Exercise 1: Extract the lines of the records from the line containing "261, 256, 272]" to the line containing "List UI elements", including both of those lines.

Passage to read:
* start *

Disaster Management and Security Solutions for a Safe and Secure Way of Life
The rising demand for safety and security in Japan and elsewhere has created a need for more advanced fire and security solutions based on the application of video analytics technology to surveillance cameras. In response, Hitachi is developing fire detection technologies as well as security technologies that include human behavior recognition and the detection and tracking of people. This article presents an overview of these technologies and examples of where they have been trialed, and also describes the outlook for the future.
Media Systems Research Department, Center for Technology Innovation – Systems Engineering, Research & Development Group, Hitachi, Ltd. Current work and research: Development of image recognition and processing technologies. Society memberships: The Institute of Electronics, Information and Communication Engineers (IEICE), The Institute of Image Information and Television Engineers (ITE), and The Virtual Reality Society of Japan (VRSJ).
Media Systems Research Department, Center for Technology Innovation – Systems Engineering, Research & Development Group, Hitachi, Ltd. Current work and research: Development of image recognition and processing technologies.
Media Systems Research Department, Center for Technology Innovation – Systems Engineering, Research & Development Group, Hitachi, Ltd. Current work and research: Development of image retrieval and machine learning technologies.
Media Systems Research Department, Center for Technology Innovation – Systems Engineering, Research & Development Group, Hitachi, Ltd. Current work and research: Development of image retrieval technologies. Society memberships: The Japanese Psychological Association (JPA).
A wide variety of disaster prevention and security technologies are needed to prevent disasters, accidents, criminal acts, and other threats to people's way of life and the infrastructure of society, and to detect and respond quickly when they do occur. In the case of disaster prevention, there is a need to deal with a wide variety of threats, encompassing not only major earthquakes but also volcanic activity, forest fires, and rivers bursting their banks due to heavy rain. Likewise for crime prevention and security, there are growing calls for greater certainty in the maintenance of safety and security in response to the increasing incidence of terrorism overseas, greater international mobility due to globalization, and the rising numbers of inbound tourists to Japan.

* end *

Exercise 2: Copy the entire article on disaster management and security solutions word for word.

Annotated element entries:
* start *

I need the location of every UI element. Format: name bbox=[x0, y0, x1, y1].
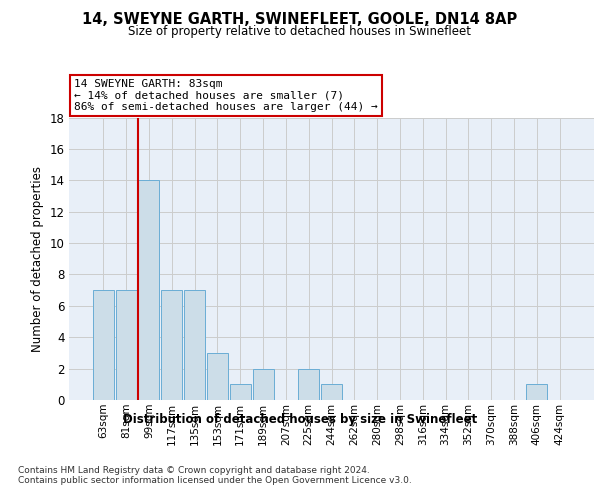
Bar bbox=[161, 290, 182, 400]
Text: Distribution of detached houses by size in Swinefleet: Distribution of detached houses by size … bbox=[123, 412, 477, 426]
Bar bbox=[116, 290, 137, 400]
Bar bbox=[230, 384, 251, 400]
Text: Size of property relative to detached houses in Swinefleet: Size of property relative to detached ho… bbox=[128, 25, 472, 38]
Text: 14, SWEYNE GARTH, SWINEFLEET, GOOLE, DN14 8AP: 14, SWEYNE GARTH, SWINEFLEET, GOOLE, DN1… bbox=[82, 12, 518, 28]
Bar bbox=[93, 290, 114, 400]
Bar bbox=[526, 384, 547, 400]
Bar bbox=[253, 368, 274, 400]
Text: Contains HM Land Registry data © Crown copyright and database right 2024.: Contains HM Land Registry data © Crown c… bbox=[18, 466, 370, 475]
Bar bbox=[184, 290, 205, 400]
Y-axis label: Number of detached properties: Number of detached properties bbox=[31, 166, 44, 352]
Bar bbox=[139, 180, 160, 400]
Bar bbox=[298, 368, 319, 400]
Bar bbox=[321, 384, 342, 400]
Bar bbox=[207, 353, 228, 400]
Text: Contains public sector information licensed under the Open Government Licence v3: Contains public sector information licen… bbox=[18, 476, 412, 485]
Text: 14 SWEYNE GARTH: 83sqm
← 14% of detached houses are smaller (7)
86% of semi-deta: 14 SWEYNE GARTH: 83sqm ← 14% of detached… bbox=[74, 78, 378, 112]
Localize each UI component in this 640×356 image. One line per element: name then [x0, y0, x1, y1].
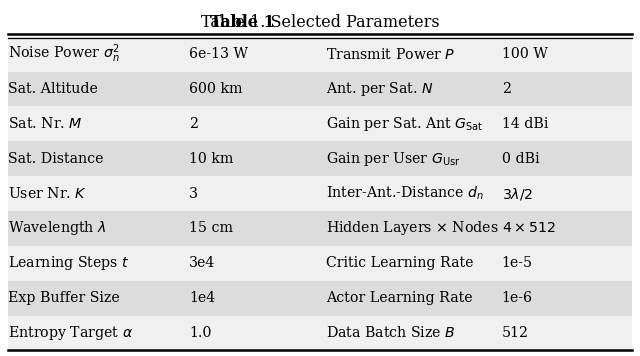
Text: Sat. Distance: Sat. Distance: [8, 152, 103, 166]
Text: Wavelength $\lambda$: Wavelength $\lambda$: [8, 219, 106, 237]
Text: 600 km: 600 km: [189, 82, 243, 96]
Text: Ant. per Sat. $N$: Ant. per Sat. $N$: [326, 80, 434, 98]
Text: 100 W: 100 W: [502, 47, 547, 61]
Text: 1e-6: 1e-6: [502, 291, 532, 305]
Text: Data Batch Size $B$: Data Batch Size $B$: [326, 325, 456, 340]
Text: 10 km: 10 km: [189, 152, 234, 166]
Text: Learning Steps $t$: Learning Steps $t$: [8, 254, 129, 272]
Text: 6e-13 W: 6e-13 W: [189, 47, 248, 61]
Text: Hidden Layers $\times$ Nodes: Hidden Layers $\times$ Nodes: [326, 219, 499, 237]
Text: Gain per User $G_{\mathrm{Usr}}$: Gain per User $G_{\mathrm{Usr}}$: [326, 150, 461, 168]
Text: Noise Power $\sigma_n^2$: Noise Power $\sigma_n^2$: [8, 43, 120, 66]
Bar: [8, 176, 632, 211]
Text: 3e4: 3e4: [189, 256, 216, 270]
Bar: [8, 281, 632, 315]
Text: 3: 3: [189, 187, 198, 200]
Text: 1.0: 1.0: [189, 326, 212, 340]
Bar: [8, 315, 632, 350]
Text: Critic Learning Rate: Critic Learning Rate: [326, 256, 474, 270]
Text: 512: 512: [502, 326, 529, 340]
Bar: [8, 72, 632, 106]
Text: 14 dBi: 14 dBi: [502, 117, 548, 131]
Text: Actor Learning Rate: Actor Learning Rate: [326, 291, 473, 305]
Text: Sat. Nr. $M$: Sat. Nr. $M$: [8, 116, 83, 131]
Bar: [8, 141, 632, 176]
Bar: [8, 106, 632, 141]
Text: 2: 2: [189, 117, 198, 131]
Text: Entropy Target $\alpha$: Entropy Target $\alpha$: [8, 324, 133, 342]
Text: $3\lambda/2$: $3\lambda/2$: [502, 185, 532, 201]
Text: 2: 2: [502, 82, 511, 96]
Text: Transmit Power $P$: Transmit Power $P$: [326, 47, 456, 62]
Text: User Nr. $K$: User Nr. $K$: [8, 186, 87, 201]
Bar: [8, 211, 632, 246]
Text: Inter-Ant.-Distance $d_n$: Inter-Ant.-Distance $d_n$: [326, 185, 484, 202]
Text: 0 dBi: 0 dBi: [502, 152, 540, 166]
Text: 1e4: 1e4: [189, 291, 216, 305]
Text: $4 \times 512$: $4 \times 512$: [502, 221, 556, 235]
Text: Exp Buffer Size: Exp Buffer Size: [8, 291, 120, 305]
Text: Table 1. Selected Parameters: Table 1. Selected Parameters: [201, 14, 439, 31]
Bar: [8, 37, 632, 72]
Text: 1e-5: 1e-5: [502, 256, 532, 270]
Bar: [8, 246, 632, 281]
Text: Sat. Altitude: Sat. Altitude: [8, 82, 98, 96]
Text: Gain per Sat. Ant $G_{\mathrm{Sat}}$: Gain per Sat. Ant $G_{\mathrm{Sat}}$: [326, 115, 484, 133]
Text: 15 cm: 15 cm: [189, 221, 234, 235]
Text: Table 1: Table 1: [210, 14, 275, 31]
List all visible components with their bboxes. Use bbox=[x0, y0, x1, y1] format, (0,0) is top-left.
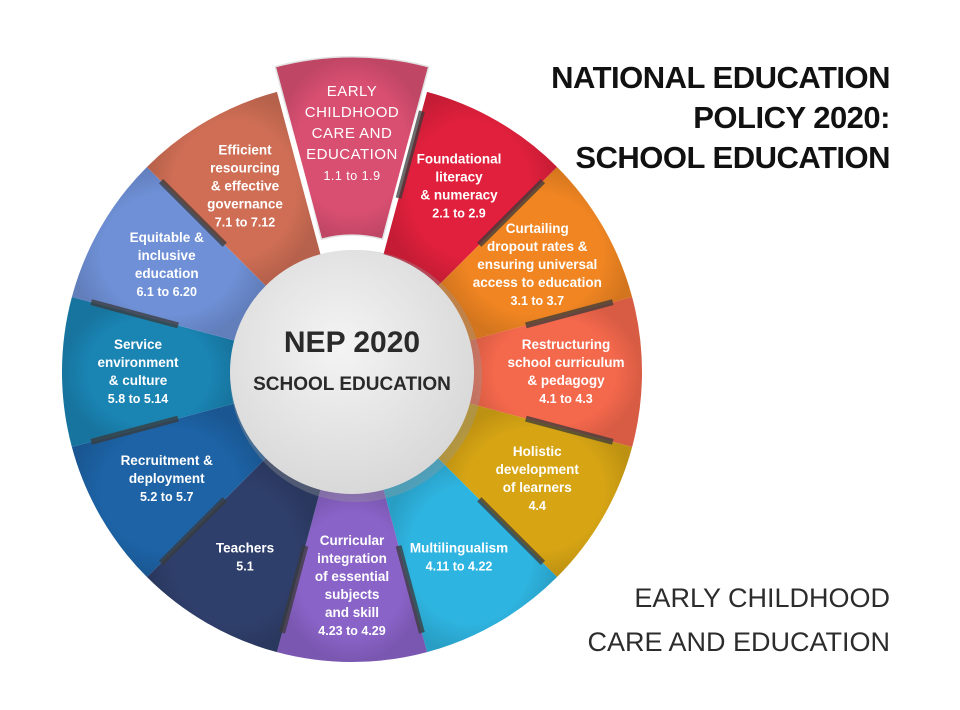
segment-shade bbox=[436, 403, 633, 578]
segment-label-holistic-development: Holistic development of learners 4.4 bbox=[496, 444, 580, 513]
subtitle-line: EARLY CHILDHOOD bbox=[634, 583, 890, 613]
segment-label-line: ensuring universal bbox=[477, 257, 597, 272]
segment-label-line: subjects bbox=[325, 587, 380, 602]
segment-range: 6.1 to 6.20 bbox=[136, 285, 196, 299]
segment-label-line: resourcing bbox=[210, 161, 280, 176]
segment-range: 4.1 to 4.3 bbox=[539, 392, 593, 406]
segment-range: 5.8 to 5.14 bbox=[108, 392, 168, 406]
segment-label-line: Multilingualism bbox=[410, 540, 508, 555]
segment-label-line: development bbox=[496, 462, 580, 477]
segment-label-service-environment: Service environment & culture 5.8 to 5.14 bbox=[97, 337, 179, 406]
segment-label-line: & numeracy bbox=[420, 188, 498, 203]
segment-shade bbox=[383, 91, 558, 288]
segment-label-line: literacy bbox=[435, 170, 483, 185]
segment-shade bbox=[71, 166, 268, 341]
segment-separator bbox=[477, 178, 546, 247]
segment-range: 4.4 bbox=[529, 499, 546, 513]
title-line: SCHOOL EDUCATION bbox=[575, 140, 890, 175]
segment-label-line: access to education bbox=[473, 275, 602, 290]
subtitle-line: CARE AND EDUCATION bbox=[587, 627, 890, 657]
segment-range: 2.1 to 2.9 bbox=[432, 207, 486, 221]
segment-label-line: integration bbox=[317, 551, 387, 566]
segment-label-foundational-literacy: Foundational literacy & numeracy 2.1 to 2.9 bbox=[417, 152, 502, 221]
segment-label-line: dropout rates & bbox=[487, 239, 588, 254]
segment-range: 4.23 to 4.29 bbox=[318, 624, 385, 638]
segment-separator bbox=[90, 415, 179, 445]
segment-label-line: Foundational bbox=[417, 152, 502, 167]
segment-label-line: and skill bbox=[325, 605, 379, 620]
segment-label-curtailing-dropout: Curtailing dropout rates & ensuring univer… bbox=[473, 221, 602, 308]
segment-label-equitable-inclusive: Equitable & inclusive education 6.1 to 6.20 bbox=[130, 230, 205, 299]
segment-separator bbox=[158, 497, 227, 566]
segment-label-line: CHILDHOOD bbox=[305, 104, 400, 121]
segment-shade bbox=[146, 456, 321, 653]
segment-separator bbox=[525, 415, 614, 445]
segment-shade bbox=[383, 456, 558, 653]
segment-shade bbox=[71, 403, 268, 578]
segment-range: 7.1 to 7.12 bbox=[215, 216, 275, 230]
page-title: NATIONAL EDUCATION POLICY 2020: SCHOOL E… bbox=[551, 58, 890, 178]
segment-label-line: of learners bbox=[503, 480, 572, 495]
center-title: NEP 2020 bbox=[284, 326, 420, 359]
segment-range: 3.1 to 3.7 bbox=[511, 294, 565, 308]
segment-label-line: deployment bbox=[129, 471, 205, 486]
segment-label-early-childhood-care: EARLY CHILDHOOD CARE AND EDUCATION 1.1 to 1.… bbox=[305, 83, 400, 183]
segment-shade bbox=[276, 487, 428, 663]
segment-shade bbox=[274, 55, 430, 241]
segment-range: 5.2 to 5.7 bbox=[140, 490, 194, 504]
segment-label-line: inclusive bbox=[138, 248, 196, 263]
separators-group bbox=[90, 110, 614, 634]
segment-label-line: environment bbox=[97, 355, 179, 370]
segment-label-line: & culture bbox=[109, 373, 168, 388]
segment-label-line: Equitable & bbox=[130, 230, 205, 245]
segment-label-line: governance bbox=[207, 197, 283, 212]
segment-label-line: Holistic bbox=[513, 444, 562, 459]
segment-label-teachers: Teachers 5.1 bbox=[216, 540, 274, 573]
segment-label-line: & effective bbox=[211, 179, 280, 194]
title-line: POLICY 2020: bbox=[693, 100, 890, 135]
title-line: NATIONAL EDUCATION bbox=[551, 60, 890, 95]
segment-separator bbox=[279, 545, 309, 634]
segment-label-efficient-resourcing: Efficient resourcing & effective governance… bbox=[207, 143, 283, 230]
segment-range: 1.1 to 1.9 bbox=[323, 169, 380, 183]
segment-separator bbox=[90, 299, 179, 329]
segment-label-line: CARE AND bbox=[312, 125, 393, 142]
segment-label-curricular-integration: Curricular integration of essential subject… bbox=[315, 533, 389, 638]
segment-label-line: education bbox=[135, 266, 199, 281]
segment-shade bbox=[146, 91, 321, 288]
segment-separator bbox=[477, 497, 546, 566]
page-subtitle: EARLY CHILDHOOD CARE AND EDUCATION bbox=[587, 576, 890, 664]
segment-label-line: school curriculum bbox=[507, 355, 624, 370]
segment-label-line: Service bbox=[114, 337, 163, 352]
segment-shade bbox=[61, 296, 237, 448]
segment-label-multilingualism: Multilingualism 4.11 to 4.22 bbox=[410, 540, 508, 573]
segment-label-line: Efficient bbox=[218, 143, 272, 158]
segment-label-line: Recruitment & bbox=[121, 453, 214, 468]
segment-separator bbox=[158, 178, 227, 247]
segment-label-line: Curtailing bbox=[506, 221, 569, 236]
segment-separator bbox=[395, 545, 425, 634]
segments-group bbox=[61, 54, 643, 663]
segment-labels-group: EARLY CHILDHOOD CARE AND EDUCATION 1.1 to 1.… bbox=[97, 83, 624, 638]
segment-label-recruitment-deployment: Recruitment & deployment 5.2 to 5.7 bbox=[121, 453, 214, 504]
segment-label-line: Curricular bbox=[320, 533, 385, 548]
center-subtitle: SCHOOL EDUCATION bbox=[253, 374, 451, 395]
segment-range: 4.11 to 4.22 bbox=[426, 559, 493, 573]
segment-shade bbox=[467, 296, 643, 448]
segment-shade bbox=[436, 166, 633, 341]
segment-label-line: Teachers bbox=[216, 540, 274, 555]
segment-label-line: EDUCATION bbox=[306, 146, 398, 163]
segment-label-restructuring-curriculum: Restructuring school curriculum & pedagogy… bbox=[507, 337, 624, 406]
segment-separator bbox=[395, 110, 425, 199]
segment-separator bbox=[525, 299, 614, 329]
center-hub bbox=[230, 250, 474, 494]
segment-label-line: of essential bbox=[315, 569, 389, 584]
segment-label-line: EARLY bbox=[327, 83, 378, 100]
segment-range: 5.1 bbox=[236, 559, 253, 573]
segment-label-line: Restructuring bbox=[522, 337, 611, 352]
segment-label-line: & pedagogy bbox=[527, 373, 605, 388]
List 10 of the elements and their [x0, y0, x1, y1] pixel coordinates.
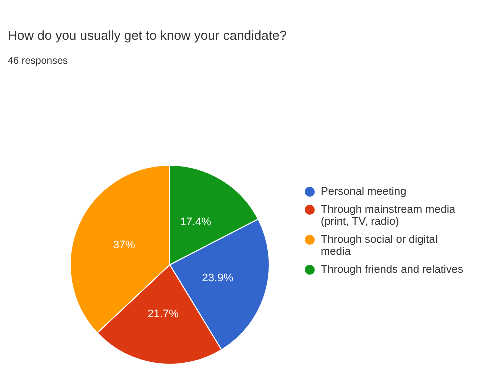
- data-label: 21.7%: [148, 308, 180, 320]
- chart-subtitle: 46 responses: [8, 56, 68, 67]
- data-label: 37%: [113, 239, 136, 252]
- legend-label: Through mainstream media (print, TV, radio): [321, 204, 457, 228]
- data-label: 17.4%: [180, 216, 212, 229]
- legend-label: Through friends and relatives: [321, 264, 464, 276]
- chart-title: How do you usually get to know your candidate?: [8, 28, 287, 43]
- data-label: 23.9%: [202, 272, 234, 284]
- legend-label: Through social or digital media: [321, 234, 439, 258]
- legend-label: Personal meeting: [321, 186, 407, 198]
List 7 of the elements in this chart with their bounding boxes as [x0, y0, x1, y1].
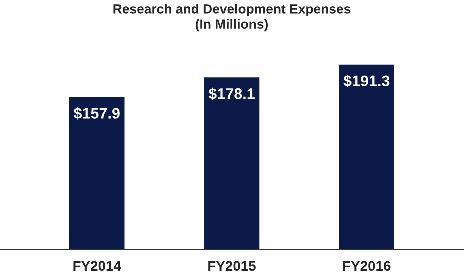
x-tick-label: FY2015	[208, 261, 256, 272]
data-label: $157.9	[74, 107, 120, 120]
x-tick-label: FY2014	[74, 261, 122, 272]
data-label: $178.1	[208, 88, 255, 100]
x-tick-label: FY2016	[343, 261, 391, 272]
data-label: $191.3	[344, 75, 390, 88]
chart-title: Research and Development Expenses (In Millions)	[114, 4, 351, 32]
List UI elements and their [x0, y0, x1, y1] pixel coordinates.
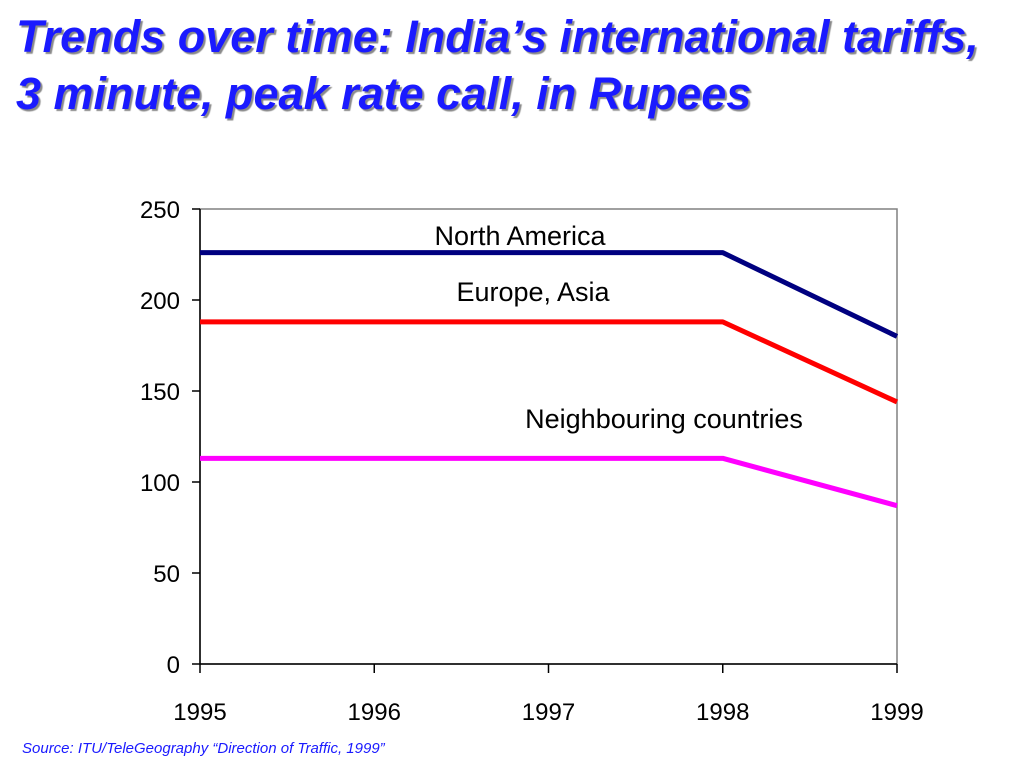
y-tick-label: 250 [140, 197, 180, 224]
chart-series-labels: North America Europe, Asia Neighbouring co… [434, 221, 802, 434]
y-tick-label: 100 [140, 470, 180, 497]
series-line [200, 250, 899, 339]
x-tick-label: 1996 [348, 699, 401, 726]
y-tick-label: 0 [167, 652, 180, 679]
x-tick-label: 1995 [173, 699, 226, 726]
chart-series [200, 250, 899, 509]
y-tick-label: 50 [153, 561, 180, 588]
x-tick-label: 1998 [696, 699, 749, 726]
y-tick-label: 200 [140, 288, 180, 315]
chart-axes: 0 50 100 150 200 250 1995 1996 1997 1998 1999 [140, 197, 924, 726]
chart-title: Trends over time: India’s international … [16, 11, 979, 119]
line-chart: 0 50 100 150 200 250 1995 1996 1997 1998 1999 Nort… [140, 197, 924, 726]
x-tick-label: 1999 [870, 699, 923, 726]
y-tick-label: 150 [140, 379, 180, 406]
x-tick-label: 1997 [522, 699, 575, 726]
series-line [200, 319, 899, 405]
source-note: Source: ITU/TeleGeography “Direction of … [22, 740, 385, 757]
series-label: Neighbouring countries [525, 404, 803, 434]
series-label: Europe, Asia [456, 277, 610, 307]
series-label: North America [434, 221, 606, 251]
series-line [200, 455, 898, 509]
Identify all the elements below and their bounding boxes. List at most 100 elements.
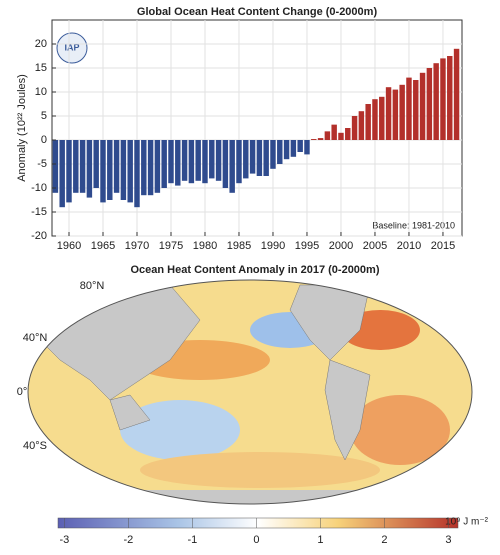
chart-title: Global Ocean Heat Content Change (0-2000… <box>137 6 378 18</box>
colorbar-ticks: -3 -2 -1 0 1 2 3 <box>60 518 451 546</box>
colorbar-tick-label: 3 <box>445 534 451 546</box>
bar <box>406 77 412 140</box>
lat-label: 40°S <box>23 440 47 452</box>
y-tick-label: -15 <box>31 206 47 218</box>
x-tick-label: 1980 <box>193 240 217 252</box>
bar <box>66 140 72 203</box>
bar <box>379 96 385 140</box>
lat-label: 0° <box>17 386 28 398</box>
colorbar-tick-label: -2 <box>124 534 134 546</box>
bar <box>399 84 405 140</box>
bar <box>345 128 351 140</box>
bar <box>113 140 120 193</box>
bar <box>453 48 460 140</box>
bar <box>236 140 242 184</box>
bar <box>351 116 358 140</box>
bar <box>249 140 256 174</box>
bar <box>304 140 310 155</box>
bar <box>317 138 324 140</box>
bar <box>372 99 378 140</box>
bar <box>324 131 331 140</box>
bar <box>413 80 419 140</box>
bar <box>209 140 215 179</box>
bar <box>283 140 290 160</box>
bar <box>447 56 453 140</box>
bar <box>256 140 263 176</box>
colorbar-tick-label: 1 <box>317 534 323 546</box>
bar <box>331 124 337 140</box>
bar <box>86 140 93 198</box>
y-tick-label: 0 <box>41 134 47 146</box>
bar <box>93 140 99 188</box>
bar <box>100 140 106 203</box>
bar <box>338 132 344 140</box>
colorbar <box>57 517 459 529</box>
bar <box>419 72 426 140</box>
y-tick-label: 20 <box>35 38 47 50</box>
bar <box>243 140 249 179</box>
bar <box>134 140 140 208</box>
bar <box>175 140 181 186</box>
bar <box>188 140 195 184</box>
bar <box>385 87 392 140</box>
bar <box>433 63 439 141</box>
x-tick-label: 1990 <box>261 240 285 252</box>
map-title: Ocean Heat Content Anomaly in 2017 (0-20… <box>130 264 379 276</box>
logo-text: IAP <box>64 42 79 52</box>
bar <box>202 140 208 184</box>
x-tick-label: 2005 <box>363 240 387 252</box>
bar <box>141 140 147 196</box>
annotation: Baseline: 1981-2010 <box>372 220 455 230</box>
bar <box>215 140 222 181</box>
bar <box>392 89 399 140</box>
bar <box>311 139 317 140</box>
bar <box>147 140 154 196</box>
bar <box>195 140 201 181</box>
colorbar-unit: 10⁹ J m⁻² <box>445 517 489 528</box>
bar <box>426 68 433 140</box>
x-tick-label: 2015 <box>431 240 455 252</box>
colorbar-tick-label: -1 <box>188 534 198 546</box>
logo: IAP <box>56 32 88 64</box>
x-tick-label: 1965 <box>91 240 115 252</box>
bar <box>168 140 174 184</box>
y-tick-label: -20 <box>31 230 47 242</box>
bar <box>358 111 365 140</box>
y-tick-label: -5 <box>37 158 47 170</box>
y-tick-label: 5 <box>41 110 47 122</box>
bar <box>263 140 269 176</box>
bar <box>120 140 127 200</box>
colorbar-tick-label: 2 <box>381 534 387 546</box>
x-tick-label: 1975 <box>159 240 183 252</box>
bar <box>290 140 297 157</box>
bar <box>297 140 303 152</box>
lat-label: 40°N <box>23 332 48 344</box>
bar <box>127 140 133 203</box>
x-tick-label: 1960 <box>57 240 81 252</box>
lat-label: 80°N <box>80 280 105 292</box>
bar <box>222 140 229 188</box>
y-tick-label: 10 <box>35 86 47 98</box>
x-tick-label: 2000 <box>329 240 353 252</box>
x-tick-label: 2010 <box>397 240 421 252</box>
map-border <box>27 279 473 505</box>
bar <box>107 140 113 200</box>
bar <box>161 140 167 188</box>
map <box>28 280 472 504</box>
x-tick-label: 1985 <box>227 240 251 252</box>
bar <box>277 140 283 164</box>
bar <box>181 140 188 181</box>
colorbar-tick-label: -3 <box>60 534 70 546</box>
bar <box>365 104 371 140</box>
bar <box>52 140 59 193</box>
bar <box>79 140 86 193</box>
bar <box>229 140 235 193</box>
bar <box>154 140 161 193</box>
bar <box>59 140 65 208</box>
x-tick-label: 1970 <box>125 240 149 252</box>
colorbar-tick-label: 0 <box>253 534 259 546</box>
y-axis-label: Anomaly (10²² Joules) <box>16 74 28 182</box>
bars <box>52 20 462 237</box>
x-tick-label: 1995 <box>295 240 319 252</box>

* end *

Written reply 1:
x-tick-label: FY2015	[208, 261, 256, 272]
data-label: $157.9	[74, 107, 120, 120]
x-tick-label: FY2014	[74, 261, 122, 272]
data-label: $178.1	[208, 88, 255, 100]
x-tick-label: FY2016	[343, 261, 391, 272]
data-label: $191.3	[344, 75, 390, 88]
chart-title: Research and Development Expenses (In Millions)	[114, 4, 351, 32]
List UI elements and their [x0, y0, x1, y1] pixel coordinates.

Written reply 2:
Disaster Management and Security Solutions for a Safe and Secure Way of Life
The rising demand for safety and security in Japan and elsewhere has created a need for more advanced fire and security solutions based on the application of video analytics technology to surveillance cameras. In response, Hitachi is developing fire detection technologies as well as security technologies that include human behavior recognition and the detection and tracking of people. This article presents an overview of these technologies and examples of where they have been trialed, and also describes the outlook for the future.
Media Systems Research Department, Center for Technology Innovation – Systems Engineering, Research & Development Group, Hitachi, Ltd. Current work and research: Development of image recognition and processing technologies. Society memberships: The Institute of Electronics, Information and Communication Engineers (IEICE), The Institute of Image Information and Television Engineers (ITE), and The Virtual Reality Society of Japan (VRSJ).
Media Systems Research Department, Center for Technology Innovation – Systems Engineering, Research & Development Group, Hitachi, Ltd. Current work and research: Development of image recognition and processing technologies.
Media Systems Research Department, Center for Technology Innovation – Systems Engineering, Research & Development Group, Hitachi, Ltd. Current work and research: Development of image retrieval and machine learning technologies.
Media Systems Research Department, Center for Technology Innovation – Systems Engineering, Research & Development Group, Hitachi, Ltd. Current work and research: Development of image retrieval technologies. Society memberships: The Japanese Psychological Association (JPA).
A wide variety of disaster prevention and security technologies are needed to prevent disasters, accidents, criminal acts, and other threats to people's way of life and the infrastructure of society, and to detect and respond quickly when they do occur. In the case of disaster prevention, there is a need to deal with a wide variety of threats, encompassing not only major earthquakes but also volcanic activity, forest fires, and rivers bursting their banks due to heavy rain. Likewise for crime prevention and security, there are growing calls for greater certainty in the maintenance of safety and security in response to the increasing incidence of terrorism overseas, greater international mobility due to globalization, and the rising numbers of inbound tourists to Japan.